* What is being asked *
Transcribe the material in full. Nothing should differ except that the pictures are left out.

* Exercise inputs *
——————

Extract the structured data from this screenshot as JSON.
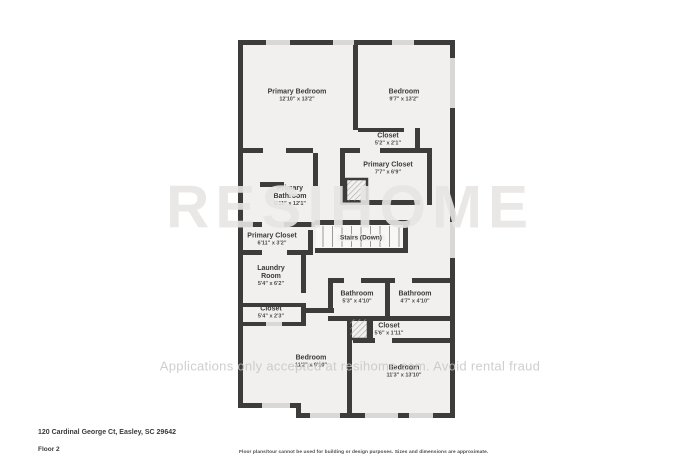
{
  "colors": {
    "wall": "#3d3c3b",
    "room_fill": "#f1f0ee",
    "window": "#d9d8d6",
    "stair_line": "#9a9998",
    "stair_fill": "#f8f7f6"
  },
  "rooms": [
    {
      "name": "Primary Bedroom",
      "dims": "12'10\" x 13'2\""
    },
    {
      "name": "Bedroom",
      "dims": "9'7\" x 13'2\""
    },
    {
      "name": "Closet",
      "dims": "5'2\" x 2'1\""
    },
    {
      "name": "Primary Closet",
      "dims": "7'7\" x 6'9\""
    },
    {
      "name": "Primary Bathroom",
      "dims": "6'11\" x 12'1\""
    },
    {
      "name": "Primary Closet",
      "dims": "6'11\" x 3'2\""
    },
    {
      "name": "Stairs (Down)",
      "dims": ""
    },
    {
      "name": "Laundry Room",
      "dims": "5'4\" x 6'2\""
    },
    {
      "name": "Closet",
      "dims": "5'4\" x 2'3\""
    },
    {
      "name": "Bathroom",
      "dims": "5'3\" x 4'10\""
    },
    {
      "name": "Bathroom",
      "dims": "4'7\" x 4'10\""
    },
    {
      "name": "Closet",
      "dims": "5'6\" x 1'11\""
    },
    {
      "name": "Bedroom",
      "dims": "11'2\" x 9'10\""
    },
    {
      "name": "Bedroom",
      "dims": "11'3\" x 13'10\""
    }
  ],
  "watermarks": {
    "logo": "RESIHOME",
    "banner": "Applications only accepted at resihome.com. Avoid rental fraud"
  },
  "footer": {
    "address": "120 Cardinal George Ct, Easley, SC 29642",
    "floor": "Floor 2",
    "disclaimer": "Floor plans/tour cannot be used for building or design purposes. Sizes and dimensions are approximate."
  }
}
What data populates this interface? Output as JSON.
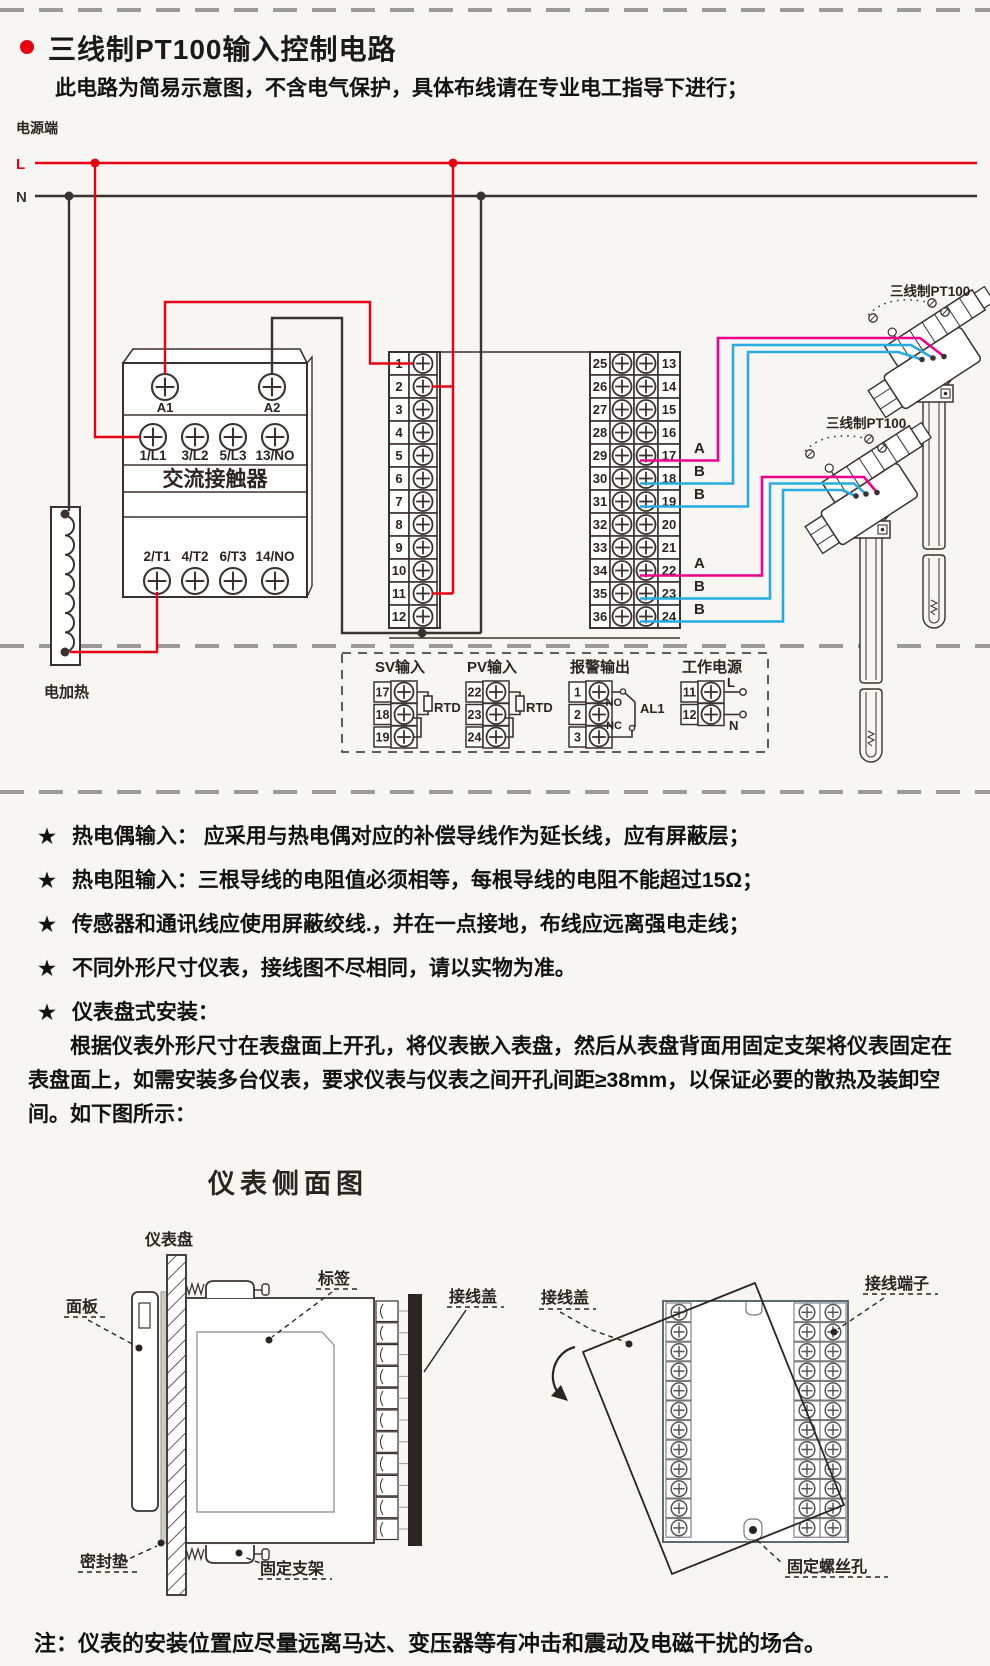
{
  "header": {
    "title": "三线制PT100输入控制电路",
    "subtitle": "此电路为简易示意图，不含电气保护，具体布线请在专业电工指导下进行；"
  },
  "circuit": {
    "power_label": "电源端",
    "line_l": "L",
    "line_n": "N",
    "contactor": {
      "title": "交流接触器",
      "coil": [
        "A1",
        "A2"
      ],
      "top_row": [
        "1/L1",
        "3/L2",
        "5/L3",
        "13/NO"
      ],
      "bottom_row": [
        "2/T1",
        "4/T2",
        "6/T3",
        "14/NO"
      ]
    },
    "heater_label": "电加热",
    "left_strip_numbers": [
      "1",
      "2",
      "3",
      "4",
      "5",
      "6",
      "7",
      "8",
      "9",
      "10",
      "11",
      "12"
    ],
    "right_strip_left_numbers": [
      "25",
      "26",
      "27",
      "28",
      "29",
      "30",
      "31",
      "32",
      "33",
      "34",
      "35",
      "36"
    ],
    "right_strip_right_numbers": [
      "13",
      "14",
      "15",
      "16",
      "17",
      "18",
      "19",
      "20",
      "21",
      "22",
      "23",
      "24"
    ],
    "upper_sensor": {
      "label": "三线制PT100",
      "wires": [
        "A",
        "B",
        "B"
      ]
    },
    "lower_sensor": {
      "label": "三线制PT100",
      "wires": [
        "A",
        "B",
        "B"
      ]
    },
    "io_groups": {
      "sv": {
        "title": "SV输入",
        "terminals": [
          "17",
          "18",
          "19"
        ],
        "component": "RTD"
      },
      "pv": {
        "title": "PV输入",
        "terminals": [
          "22",
          "23",
          "24"
        ],
        "component": "RTD"
      },
      "alarm": {
        "title": "报警输出",
        "terminals": [
          "1",
          "2",
          "3"
        ],
        "no_label": "NO",
        "nc_label": "NC",
        "relay_label": "AL1"
      },
      "supply": {
        "title": "工作电源",
        "terminals": [
          "11",
          "12"
        ],
        "l_label": "L",
        "n_label": "N"
      }
    }
  },
  "notes": {
    "bullet": "★",
    "items": [
      "热电偶输入： 应采用与热电偶对应的补偿导线作为延长线，应有屏蔽层；",
      "热电阻输入：三根导线的电阻值必须相等，每根导线的电阻不能超过15Ω；",
      "传感器和通讯线应使用屏蔽绞线.，并在一点接地，布线应远离强电走线；",
      "不同外形尺寸仪表，接线图不尽相同，请以实物为准。",
      "仪表盘式安装："
    ]
  },
  "install_paragraph": "根据仪表外形尺寸在表盘面上开孔，将仪表嵌入表盘，然后从表盘背面用固定支架将仪表固定在表盘面上，如需安装多台仪表，要求仪表与仪表之间开孔间距≥38mm，以保证必要的散热及装卸空间。如下图所示：",
  "side_view": {
    "title": "仪表侧面图",
    "labels": {
      "panel_board": "仪表盘",
      "front_panel": "面板",
      "sticker": "标签",
      "terminal_cover": "接线盖",
      "gasket": "密封垫",
      "bracket": "固定支架"
    }
  },
  "rear_view": {
    "labels": {
      "terminal_cover": "接线盖",
      "terminals": "接线端子",
      "screw_hole": "固定螺丝孔"
    }
  },
  "footer_note": "注：仪表的安装位置应尽量远离马达、变压器等有冲击和震动及电磁干扰的场合。",
  "colors": {
    "live": "#e60012",
    "wire_a": "#ec008c",
    "wire_b": "#29abe2",
    "line": "#3a3230",
    "dash": "#9a9a9a"
  }
}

——————

* Response to the exercise *
Extract the structured data from this screenshot as JSON.
{
  "colors": {
    "wall": "#3d3c3b",
    "room_fill": "#f1f0ee",
    "window": "#d9d8d6",
    "stair_line": "#9a9998",
    "stair_fill": "#f8f7f6"
  },
  "rooms": [
    {
      "name": "Primary Bedroom",
      "dims": "12'10\" x 13'2\""
    },
    {
      "name": "Bedroom",
      "dims": "9'7\" x 13'2\""
    },
    {
      "name": "Closet",
      "dims": "5'2\" x 2'1\""
    },
    {
      "name": "Primary Closet",
      "dims": "7'7\" x 6'9\""
    },
    {
      "name": "Primary Bathroom",
      "dims": "6'11\" x 12'1\""
    },
    {
      "name": "Primary Closet",
      "dims": "6'11\" x 3'2\""
    },
    {
      "name": "Stairs (Down)",
      "dims": ""
    },
    {
      "name": "Laundry Room",
      "dims": "5'4\" x 6'2\""
    },
    {
      "name": "Closet",
      "dims": "5'4\" x 2'3\""
    },
    {
      "name": "Bathroom",
      "dims": "5'3\" x 4'10\""
    },
    {
      "name": "Bathroom",
      "dims": "4'7\" x 4'10\""
    },
    {
      "name": "Closet",
      "dims": "5'6\" x 1'11\""
    },
    {
      "name": "Bedroom",
      "dims": "11'2\" x 9'10\""
    },
    {
      "name": "Bedroom",
      "dims": "11'3\" x 13'10\""
    }
  ],
  "watermarks": {
    "logo": "RESIHOME",
    "banner": "Applications only accepted at resihome.com. Avoid rental fraud"
  },
  "footer": {
    "address": "120 Cardinal George Ct, Easley, SC 29642",
    "floor": "Floor 2",
    "disclaimer": "Floor plans/tour cannot be used for building or design purposes. Sizes and dimensions are approximate."
  }
}
What data populates this interface? Output as JSON.
{
  "header": {
    "title": "三线制PT100输入控制电路",
    "subtitle": "此电路为简易示意图，不含电气保护，具体布线请在专业电工指导下进行；"
  },
  "circuit": {
    "power_label": "电源端",
    "line_l": "L",
    "line_n": "N",
    "contactor": {
      "title": "交流接触器",
      "coil": [
        "A1",
        "A2"
      ],
      "top_row": [
        "1/L1",
        "3/L2",
        "5/L3",
        "13/NO"
      ],
      "bottom_row": [
        "2/T1",
        "4/T2",
        "6/T3",
        "14/NO"
      ]
    },
    "heater_label": "电加热",
    "left_strip_numbers": [
      "1",
      "2",
      "3",
      "4",
      "5",
      "6",
      "7",
      "8",
      "9",
      "10",
      "11",
      "12"
    ],
    "right_strip_left_numbers": [
      "25",
      "26",
      "27",
      "28",
      "29",
      "30",
      "31",
      "32",
      "33",
      "34",
      "35",
      "36"
    ],
    "right_strip_right_numbers": [
      "13",
      "14",
      "15",
      "16",
      "17",
      "18",
      "19",
      "20",
      "21",
      "22",
      "23",
      "24"
    ],
    "upper_sensor": {
      "label": "三线制PT100",
      "wires": [
        "A",
        "B",
        "B"
      ]
    },
    "lower_sensor": {
      "label": "三线制PT100",
      "wires": [
        "A",
        "B",
        "B"
      ]
    },
    "io_groups": {
      "sv": {
        "title": "SV输入",
        "terminals": [
          "17",
          "18",
          "19"
        ],
        "component": "RTD"
      },
      "pv": {
        "title": "PV输入",
        "terminals": [
          "22",
          "23",
          "24"
        ],
        "component": "RTD"
      },
      "alarm": {
        "title": "报警输出",
        "terminals": [
          "1",
          "2",
          "3"
        ],
        "no_label": "NO",
        "nc_label": "NC",
        "relay_label": "AL1"
      },
      "supply": {
        "title": "工作电源",
        "terminals": [
          "11",
          "12"
        ],
        "l_label": "L",
        "n_label": "N"
      }
    }
  },
  "notes": {
    "bullet": "★",
    "items": [
      "热电偶输入： 应采用与热电偶对应的补偿导线作为延长线，应有屏蔽层；",
      "热电阻输入：三根导线的电阻值必须相等，每根导线的电阻不能超过15Ω；",
      "传感器和通讯线应使用屏蔽绞线.，并在一点接地，布线应远离强电走线；",
      "不同外形尺寸仪表，接线图不尽相同，请以实物为准。",
      "仪表盘式安装："
    ]
  },
  "install_paragraph": "根据仪表外形尺寸在表盘面上开孔，将仪表嵌入表盘，然后从表盘背面用固定支架将仪表固定在表盘面上，如需安装多台仪表，要求仪表与仪表之间开孔间距≥38mm，以保证必要的散热及装卸空间。如下图所示：",
  "side_view": {
    "title": "仪表侧面图",
    "labels": {
      "panel_board": "仪表盘",
      "front_panel": "面板",
      "sticker": "标签",
      "terminal_cover": "接线盖",
      "gasket": "密封垫",
      "bracket": "固定支架"
    }
  },
  "rear_view": {
    "labels": {
      "terminal_cover": "接线盖",
      "terminals": "接线端子",
      "screw_hole": "固定螺丝孔"
    }
  },
  "footer_note": "注：仪表的安装位置应尽量远离马达、变压器等有冲击和震动及电磁干扰的场合。",
  "colors": {
    "live": "#e60012",
    "wire_a": "#ec008c",
    "wire_b": "#29abe2",
    "line": "#3a3230",
    "dash": "#9a9a9a"
  }
}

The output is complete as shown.